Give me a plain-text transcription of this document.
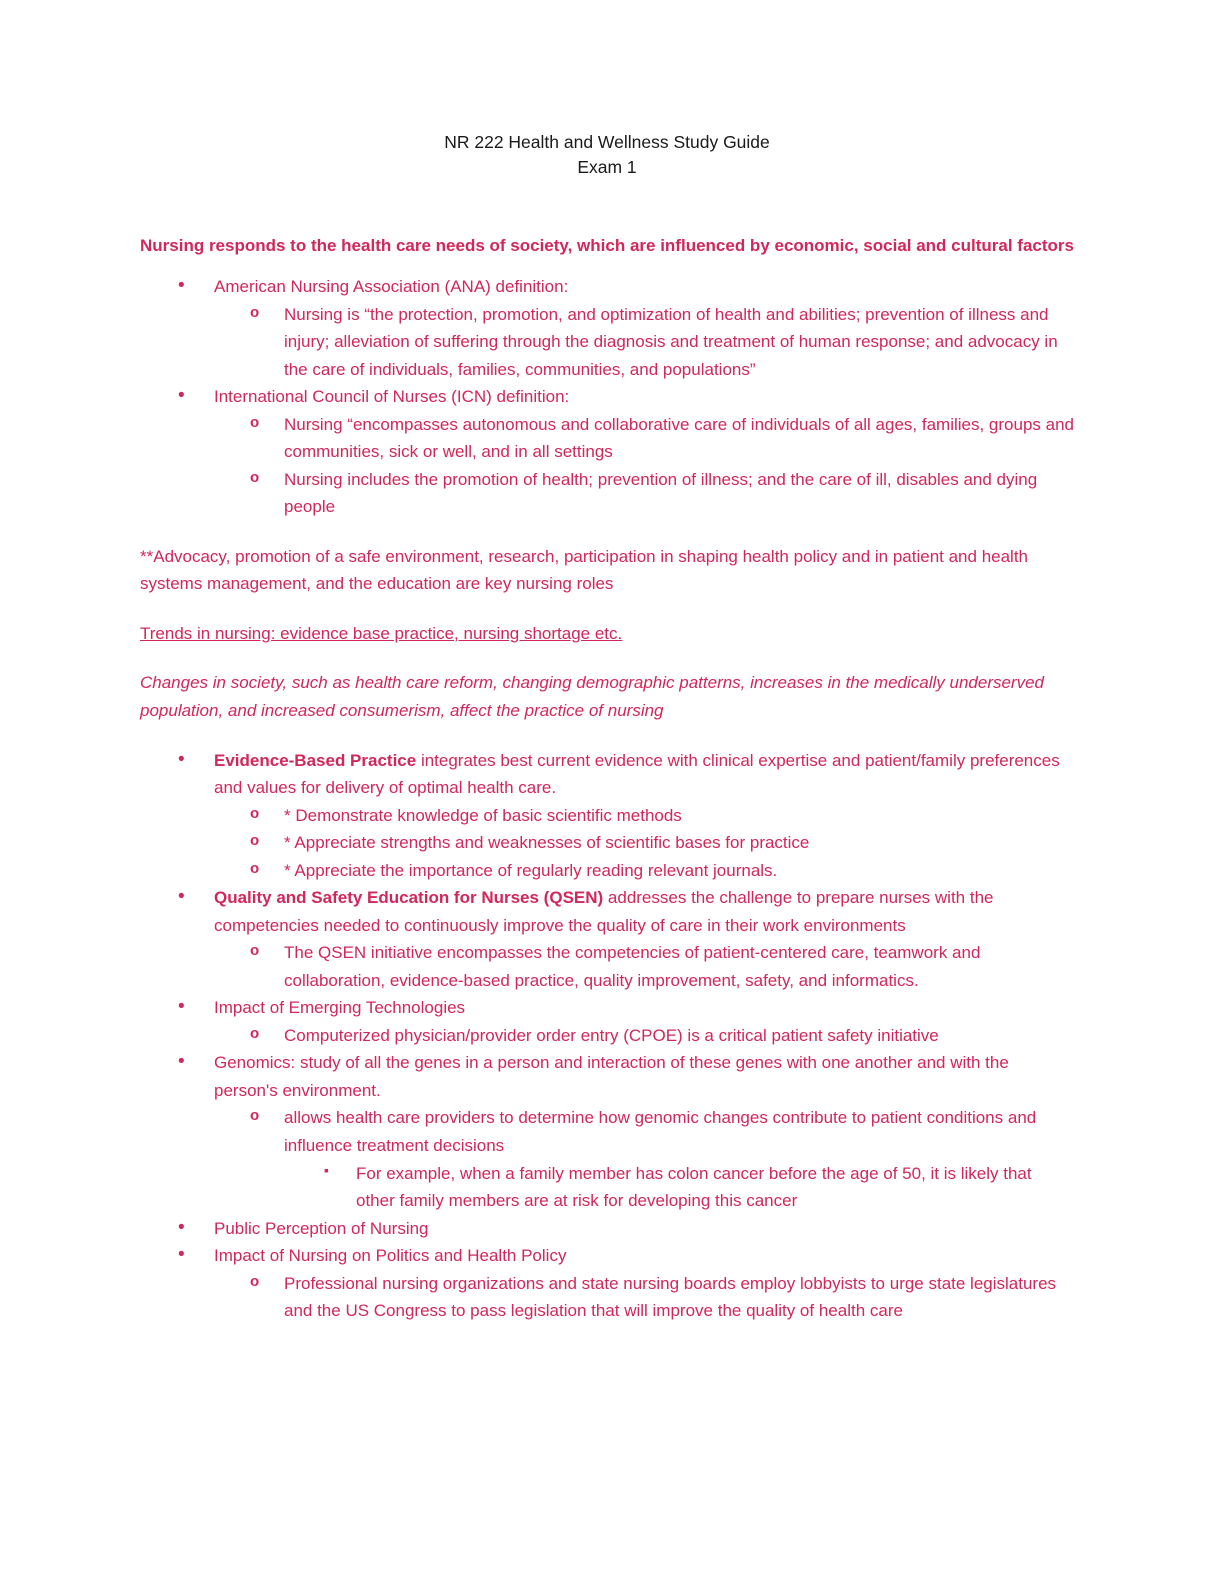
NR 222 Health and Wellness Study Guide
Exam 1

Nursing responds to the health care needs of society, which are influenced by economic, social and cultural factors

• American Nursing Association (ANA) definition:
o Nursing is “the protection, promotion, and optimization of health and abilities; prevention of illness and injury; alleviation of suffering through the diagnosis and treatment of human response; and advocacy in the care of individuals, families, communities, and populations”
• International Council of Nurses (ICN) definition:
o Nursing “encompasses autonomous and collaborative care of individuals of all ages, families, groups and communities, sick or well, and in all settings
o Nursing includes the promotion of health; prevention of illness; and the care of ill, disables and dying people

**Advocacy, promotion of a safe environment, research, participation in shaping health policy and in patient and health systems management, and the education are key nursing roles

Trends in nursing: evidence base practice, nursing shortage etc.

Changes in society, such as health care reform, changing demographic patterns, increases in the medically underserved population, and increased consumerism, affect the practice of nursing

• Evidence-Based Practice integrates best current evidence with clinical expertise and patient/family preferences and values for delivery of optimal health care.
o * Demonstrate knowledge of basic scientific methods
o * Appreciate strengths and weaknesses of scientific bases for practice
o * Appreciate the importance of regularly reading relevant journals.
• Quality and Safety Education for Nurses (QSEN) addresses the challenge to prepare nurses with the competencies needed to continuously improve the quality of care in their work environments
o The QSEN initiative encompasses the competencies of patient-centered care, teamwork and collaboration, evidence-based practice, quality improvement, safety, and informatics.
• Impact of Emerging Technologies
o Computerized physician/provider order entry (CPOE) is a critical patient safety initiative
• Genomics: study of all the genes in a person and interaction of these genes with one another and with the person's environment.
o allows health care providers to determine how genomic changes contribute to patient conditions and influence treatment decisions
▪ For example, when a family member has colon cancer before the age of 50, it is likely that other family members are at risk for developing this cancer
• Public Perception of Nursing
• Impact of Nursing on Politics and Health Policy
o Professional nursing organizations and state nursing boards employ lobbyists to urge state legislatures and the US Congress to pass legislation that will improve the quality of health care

§

» ACTIVITY: Lines holding the word "that": say how many there are in the data, and nothing more.

» EXERCISE RESPONSE: 2